Data records:
++++++++++
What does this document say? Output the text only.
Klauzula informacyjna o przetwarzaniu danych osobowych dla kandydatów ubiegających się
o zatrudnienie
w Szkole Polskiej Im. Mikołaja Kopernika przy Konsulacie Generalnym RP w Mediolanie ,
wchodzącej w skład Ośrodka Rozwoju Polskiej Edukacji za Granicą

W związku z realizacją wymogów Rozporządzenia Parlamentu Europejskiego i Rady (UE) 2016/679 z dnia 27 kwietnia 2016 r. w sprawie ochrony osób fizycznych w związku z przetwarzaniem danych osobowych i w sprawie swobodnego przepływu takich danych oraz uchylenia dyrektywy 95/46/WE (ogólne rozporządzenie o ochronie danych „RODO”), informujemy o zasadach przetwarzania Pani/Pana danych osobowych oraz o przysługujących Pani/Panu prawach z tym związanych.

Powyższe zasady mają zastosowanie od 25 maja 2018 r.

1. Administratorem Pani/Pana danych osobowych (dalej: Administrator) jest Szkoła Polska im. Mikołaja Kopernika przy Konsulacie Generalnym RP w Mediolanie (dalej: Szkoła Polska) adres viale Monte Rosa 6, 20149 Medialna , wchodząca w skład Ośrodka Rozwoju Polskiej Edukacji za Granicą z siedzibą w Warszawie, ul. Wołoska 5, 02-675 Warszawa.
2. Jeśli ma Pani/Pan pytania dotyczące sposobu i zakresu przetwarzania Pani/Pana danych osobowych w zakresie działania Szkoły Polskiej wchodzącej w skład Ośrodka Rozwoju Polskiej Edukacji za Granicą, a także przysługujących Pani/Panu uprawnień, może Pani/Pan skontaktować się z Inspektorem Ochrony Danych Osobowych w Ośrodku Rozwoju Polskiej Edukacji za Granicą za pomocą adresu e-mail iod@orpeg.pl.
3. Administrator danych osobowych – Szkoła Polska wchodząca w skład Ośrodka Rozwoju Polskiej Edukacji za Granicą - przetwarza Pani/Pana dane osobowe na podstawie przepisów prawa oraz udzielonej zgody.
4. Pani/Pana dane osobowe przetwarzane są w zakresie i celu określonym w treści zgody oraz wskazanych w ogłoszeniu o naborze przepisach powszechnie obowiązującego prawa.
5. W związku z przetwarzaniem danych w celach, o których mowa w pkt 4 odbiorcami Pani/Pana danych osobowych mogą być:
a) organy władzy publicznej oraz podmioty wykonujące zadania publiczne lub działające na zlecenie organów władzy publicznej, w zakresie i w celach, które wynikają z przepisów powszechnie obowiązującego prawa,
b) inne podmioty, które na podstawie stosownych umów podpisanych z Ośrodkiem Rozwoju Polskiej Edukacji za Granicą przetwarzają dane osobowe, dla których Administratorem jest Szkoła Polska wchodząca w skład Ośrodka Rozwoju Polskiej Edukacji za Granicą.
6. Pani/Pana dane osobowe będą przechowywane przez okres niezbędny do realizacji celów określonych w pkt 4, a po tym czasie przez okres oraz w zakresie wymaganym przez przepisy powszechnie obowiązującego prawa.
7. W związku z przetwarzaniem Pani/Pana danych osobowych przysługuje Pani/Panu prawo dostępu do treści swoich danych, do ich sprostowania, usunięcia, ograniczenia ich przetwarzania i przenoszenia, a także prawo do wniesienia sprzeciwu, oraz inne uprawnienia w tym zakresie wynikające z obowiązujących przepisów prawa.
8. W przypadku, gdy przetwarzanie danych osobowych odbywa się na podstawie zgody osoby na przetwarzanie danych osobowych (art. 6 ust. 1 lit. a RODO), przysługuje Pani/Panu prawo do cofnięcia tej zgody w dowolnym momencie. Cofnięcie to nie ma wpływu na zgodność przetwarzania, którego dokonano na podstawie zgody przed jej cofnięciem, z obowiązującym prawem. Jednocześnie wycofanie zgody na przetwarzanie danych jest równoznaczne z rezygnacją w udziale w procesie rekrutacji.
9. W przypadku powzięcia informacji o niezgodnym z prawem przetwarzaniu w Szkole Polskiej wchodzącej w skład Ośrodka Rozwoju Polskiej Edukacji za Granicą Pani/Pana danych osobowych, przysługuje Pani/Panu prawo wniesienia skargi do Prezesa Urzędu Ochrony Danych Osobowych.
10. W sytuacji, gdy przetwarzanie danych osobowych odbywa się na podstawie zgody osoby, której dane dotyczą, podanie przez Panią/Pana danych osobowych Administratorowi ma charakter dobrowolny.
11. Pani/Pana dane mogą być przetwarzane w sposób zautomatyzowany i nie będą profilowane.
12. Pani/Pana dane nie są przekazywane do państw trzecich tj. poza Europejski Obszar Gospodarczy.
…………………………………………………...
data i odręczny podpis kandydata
++++++++++
Work to be completed:
Say how many lines hold the word "osoby", giving the number and nothing else.

Solution to the exercise:
2